** Begin **
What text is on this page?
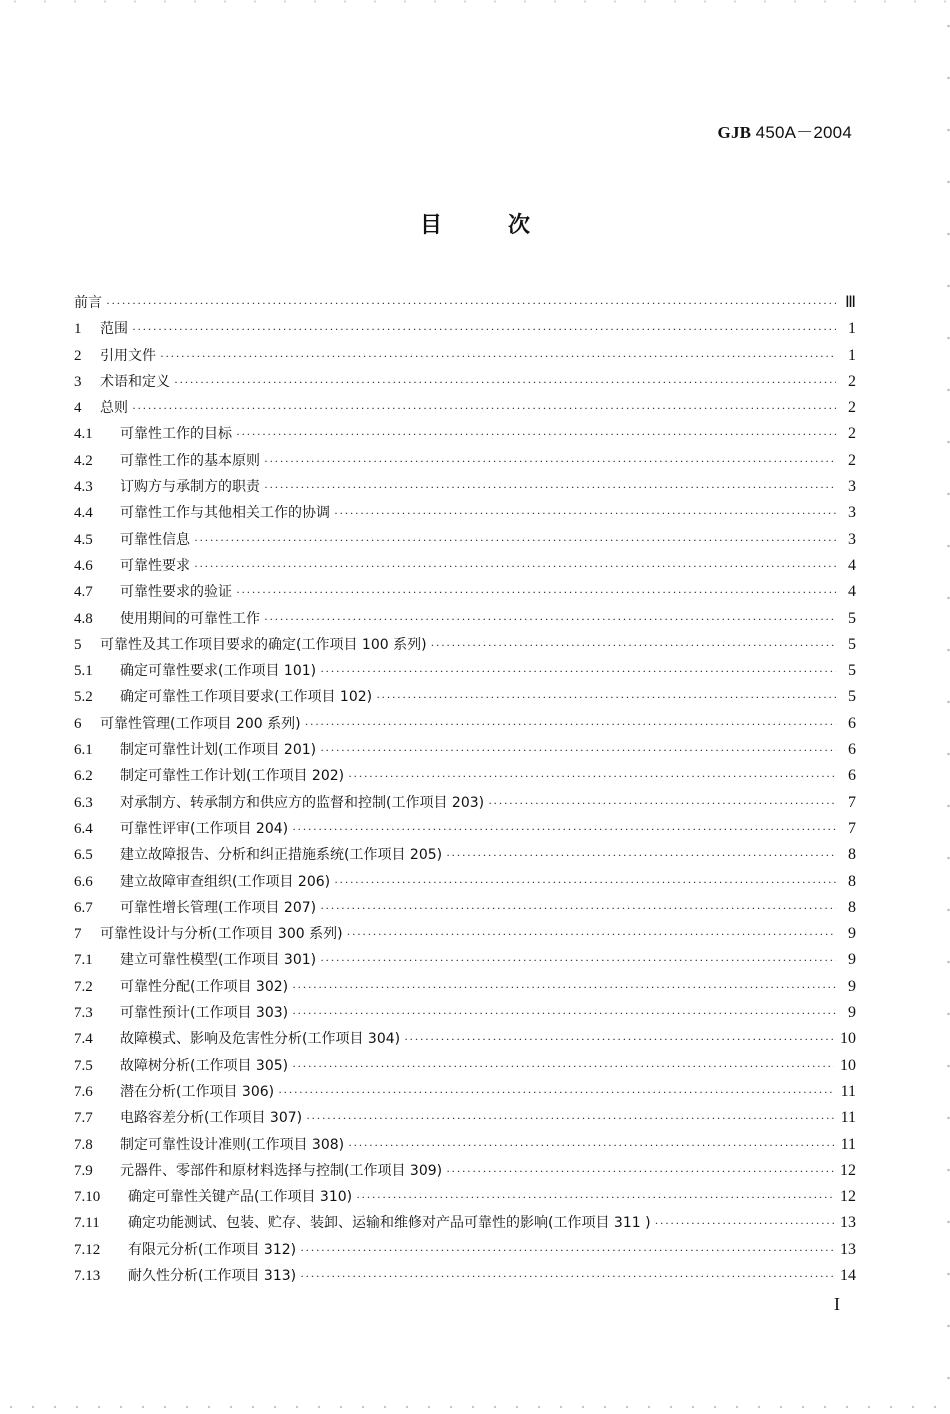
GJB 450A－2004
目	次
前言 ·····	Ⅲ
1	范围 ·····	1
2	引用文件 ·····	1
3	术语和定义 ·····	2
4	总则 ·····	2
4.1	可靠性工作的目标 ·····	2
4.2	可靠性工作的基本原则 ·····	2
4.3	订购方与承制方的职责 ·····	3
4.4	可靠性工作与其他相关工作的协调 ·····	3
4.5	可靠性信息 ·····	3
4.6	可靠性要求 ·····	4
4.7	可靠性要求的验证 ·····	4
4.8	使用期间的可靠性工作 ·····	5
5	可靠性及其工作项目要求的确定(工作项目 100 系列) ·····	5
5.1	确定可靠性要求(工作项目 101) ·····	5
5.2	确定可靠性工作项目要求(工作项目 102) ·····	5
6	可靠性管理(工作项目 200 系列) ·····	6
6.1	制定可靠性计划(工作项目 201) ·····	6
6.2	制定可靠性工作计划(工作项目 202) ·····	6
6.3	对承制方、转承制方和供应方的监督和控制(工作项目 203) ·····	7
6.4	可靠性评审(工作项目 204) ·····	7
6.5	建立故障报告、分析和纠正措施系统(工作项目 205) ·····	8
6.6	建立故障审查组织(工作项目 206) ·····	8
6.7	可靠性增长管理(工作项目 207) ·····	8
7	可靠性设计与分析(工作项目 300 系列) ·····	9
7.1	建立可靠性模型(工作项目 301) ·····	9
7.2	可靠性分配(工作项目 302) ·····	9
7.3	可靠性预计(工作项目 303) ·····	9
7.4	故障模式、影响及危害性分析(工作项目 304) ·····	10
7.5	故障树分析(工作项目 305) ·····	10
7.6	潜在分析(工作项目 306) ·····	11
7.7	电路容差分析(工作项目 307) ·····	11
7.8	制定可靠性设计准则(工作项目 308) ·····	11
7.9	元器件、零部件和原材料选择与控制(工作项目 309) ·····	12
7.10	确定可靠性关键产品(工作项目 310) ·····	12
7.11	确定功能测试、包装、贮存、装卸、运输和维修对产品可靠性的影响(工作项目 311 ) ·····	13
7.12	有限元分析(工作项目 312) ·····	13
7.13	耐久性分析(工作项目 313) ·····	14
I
** End **
** Begin **
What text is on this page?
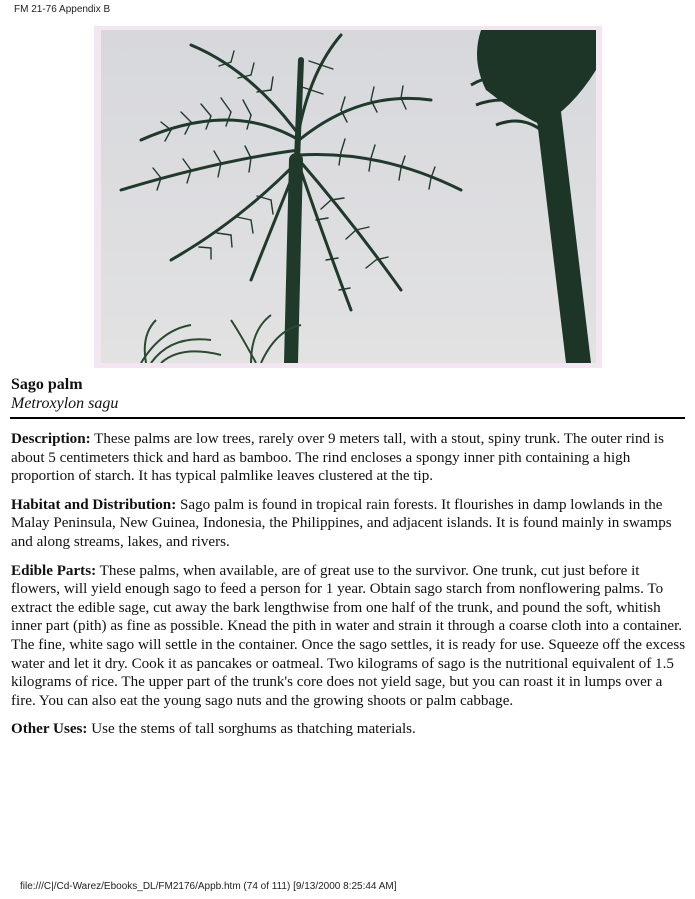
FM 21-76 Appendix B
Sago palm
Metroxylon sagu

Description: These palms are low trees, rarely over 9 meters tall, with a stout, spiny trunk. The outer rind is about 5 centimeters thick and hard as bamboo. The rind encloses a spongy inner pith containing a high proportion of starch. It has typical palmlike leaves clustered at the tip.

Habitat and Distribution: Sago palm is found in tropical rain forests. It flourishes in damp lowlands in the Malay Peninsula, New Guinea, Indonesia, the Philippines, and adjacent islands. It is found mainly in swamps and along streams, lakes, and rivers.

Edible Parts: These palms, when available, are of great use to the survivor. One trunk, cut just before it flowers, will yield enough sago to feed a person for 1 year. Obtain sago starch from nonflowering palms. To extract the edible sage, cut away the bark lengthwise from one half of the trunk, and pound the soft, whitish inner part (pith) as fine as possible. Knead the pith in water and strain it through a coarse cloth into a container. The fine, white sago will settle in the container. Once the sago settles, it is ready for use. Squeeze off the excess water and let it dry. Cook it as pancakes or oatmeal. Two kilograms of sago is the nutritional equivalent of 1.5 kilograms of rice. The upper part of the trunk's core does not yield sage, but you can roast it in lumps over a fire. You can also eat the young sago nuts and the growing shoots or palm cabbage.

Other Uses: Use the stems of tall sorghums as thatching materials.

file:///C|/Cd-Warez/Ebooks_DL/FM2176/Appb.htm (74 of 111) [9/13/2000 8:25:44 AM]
** End **
** Begin **
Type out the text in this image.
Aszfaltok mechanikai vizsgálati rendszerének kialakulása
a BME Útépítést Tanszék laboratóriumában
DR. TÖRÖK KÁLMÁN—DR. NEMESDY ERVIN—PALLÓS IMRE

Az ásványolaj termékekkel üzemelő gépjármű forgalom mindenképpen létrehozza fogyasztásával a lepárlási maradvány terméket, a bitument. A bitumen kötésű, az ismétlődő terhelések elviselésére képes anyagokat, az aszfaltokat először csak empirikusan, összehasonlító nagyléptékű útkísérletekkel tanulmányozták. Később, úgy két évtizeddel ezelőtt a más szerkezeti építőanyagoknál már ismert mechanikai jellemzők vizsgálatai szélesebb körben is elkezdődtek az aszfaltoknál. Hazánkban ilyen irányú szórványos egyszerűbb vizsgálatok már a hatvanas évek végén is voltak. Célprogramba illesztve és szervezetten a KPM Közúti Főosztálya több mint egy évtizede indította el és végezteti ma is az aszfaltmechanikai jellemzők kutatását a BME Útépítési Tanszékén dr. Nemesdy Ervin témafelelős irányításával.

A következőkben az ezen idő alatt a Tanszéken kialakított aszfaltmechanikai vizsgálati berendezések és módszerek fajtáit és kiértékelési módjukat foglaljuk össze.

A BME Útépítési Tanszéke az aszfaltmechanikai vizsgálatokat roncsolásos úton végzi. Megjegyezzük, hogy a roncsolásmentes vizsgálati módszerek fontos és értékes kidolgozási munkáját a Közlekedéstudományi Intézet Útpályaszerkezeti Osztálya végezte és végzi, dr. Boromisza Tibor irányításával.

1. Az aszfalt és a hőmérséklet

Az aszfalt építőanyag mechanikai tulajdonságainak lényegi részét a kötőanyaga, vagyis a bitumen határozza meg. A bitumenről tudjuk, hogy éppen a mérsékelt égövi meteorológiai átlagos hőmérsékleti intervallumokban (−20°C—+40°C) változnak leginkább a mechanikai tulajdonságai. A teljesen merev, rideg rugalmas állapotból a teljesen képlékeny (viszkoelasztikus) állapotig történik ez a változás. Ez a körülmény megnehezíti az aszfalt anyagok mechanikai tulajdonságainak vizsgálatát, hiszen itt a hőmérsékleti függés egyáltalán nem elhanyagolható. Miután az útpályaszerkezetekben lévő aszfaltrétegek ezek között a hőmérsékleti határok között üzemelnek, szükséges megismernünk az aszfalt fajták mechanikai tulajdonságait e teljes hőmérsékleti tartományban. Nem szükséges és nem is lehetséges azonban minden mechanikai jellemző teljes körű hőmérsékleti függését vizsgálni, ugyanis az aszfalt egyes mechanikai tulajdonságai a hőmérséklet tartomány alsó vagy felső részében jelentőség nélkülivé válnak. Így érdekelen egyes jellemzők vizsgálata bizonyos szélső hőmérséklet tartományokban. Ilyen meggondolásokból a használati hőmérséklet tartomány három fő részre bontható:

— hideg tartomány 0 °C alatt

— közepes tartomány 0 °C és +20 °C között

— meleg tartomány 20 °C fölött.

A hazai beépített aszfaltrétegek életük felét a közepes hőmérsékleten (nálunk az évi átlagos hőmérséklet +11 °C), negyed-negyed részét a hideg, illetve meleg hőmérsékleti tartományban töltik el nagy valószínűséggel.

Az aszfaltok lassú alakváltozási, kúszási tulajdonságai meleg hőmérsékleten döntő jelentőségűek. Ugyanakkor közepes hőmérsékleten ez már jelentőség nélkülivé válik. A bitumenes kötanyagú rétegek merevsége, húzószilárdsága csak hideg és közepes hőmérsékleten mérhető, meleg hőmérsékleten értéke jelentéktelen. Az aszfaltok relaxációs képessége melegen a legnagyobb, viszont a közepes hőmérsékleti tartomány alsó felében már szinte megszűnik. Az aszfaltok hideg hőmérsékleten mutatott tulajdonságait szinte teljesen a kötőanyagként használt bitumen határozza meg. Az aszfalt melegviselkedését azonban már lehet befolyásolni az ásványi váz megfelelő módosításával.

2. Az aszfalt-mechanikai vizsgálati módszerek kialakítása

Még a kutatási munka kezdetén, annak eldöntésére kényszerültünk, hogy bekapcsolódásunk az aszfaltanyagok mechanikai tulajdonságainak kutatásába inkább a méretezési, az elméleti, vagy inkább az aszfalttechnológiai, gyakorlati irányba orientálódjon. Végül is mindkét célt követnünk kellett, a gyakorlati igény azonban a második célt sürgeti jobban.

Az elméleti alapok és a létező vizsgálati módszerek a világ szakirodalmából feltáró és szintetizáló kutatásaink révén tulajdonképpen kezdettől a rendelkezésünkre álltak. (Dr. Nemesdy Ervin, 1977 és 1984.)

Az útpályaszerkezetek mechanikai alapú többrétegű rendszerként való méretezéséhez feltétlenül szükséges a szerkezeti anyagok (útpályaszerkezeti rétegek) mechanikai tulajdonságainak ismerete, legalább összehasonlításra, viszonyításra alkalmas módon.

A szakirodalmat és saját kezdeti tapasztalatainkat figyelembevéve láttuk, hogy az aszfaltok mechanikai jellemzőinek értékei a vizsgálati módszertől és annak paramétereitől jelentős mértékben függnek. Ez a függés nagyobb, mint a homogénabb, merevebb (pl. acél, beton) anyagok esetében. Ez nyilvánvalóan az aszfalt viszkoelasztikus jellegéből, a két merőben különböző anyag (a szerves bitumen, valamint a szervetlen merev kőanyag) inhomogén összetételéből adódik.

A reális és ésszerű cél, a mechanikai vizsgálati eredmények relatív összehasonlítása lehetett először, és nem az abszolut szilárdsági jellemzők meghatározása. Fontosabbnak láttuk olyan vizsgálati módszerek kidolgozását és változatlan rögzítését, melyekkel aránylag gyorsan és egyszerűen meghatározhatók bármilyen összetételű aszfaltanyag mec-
** End **
AIM OF THE TASK: From the entries above, select each line containing the string "alatt".

CORRECT RESULT:
A következőkben az ezen idő alatt a Tanszéken kialakított aszfaltmechanikai vizsgálati berendezések és módszerek fajtáit és kiértékelési módjukat foglaljuk össze.
— hideg tartomány 0 °C alatt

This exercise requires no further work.